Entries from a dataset
################

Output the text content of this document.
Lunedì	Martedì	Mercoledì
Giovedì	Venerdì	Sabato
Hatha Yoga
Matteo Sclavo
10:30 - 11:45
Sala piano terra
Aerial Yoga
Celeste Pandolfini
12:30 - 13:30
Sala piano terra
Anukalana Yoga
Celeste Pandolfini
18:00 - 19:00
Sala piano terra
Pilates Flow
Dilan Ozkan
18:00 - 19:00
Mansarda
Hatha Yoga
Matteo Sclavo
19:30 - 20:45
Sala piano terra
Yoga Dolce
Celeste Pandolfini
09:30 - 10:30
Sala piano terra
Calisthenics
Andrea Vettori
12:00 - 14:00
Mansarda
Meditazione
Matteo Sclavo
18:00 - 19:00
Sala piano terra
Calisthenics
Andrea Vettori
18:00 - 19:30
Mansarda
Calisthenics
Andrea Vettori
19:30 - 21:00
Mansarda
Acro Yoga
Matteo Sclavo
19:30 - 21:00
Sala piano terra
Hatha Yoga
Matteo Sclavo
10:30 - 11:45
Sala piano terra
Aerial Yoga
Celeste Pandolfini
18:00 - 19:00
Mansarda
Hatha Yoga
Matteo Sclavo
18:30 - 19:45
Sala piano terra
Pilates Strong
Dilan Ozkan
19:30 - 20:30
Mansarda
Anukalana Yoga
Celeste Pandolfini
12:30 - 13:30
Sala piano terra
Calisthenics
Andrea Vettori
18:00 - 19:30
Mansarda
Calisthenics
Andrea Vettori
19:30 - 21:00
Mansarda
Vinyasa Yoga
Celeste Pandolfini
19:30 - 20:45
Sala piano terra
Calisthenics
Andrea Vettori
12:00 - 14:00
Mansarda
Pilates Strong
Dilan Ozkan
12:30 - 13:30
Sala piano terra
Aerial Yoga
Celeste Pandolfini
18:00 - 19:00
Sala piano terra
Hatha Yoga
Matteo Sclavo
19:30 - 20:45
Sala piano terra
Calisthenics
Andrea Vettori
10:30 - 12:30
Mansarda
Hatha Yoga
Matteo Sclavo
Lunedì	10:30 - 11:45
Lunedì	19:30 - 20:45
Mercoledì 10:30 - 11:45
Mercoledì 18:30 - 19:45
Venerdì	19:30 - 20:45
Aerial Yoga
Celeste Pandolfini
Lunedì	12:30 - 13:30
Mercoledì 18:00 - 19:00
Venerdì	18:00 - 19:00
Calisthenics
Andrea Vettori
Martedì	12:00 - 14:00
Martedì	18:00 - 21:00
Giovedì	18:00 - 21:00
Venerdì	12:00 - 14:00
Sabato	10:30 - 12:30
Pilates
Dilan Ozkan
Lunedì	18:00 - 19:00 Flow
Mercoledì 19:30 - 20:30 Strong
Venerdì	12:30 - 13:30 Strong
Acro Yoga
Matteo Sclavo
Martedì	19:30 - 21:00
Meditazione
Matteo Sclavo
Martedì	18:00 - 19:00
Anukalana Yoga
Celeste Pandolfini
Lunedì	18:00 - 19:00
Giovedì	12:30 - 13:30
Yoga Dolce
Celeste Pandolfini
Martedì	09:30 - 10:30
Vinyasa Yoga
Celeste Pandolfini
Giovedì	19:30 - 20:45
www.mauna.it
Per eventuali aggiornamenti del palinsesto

################

[EXERCISE INSTRUCTIONS]: Copy each entry exactly, with nothing added or dropped.

[ANSWER TO THIS EXERCISE]:
Output the text content of this document.
Lunedì	Martedì	Mercoledì
Giovedì	Venerdì	Sabato
Hatha Yoga
Matteo Sclavo
10:30 - 11:45
Sala piano terra
Aerial Yoga
Celeste Pandolfini
12:30 - 13:30
Sala piano terra
Anukalana Yoga
Celeste Pandolfini
18:00 - 19:00
Sala piano terra
Pilates Flow
Dilan Ozkan
18:00 - 19:00
Mansarda
Hatha Yoga
Matteo Sclavo
19:30 - 20:45
Sala piano terra
Yoga Dolce
Celeste Pandolfini
09:30 - 10:30
Sala piano terra
Calisthenics
Andrea Vettori
12:00 - 14:00
Mansarda
Meditazione
Matteo Sclavo
18:00 - 19:00
Sala piano terra
Calisthenics
Andrea Vettori
18:00 - 19:30
Mansarda
Calisthenics
Andrea Vettori
19:30 - 21:00
Mansarda
Acro Yoga
Matteo Sclavo
19:30 - 21:00
Sala piano terra
Hatha Yoga
Matteo Sclavo
10:30 - 11:45
Sala piano terra
Aerial Yoga
Celeste Pandolfini
18:00 - 19:00
Mansarda
Hatha Yoga
Matteo Sclavo
18:30 - 19:45
Sala piano terra
Pilates Strong
Dilan Ozkan
19:30 - 20:30
Mansarda
Anukalana Yoga
Celeste Pandolfini
12:30 - 13:30
Sala piano terra
Calisthenics
Andrea Vettori
18:00 - 19:30
Mansarda
Calisthenics
Andrea Vettori
19:30 - 21:00
Mansarda
Vinyasa Yoga
Celeste Pandolfini
19:30 - 20:45
Sala piano terra
Calisthenics
Andrea Vettori
12:00 - 14:00
Mansarda
Pilates Strong
Dilan Ozkan
12:30 - 13:30
Sala piano terra
Aerial Yoga
Celeste Pandolfini
18:00 - 19:00
Sala piano terra
Hatha Yoga
Matteo Sclavo
19:30 - 20:45
Sala piano terra
Calisthenics
Andrea Vettori
10:30 - 12:30
Mansarda
Hatha Yoga
Matteo Sclavo
Lunedì	10:30 - 11:45
Lunedì	19:30 - 20:45
Mercoledì 10:30 - 11:45
Mercoledì 18:30 - 19:45
Venerdì	19:30 - 20:45
Aerial Yoga
Celeste Pandolfini
Lunedì	12:30 - 13:30
Mercoledì 18:00 - 19:00
Venerdì	18:00 - 19:00
Calisthenics
Andrea Vettori
Martedì	12:00 - 14:00
Martedì	18:00 - 21:00
Giovedì	18:00 - 21:00
Venerdì	12:00 - 14:00
Sabato	10:30 - 12:30
Pilates
Dilan Ozkan
Lunedì	18:00 - 19:00 Flow
Mercoledì 19:30 - 20:30 Strong
Venerdì	12:30 - 13:30 Strong
Acro Yoga
Matteo Sclavo
Martedì	19:30 - 21:00
Meditazione
Matteo Sclavo
Martedì	18:00 - 19:00
Anukalana Yoga
Celeste Pandolfini
Lunedì	18:00 - 19:00
Giovedì	12:30 - 13:30
Yoga Dolce
Celeste Pandolfini
Martedì	09:30 - 10:30
Vinyasa Yoga
Celeste Pandolfini
Giovedì	19:30 - 20:45
www.mauna.it
Per eventuali aggiornamenti del palinsesto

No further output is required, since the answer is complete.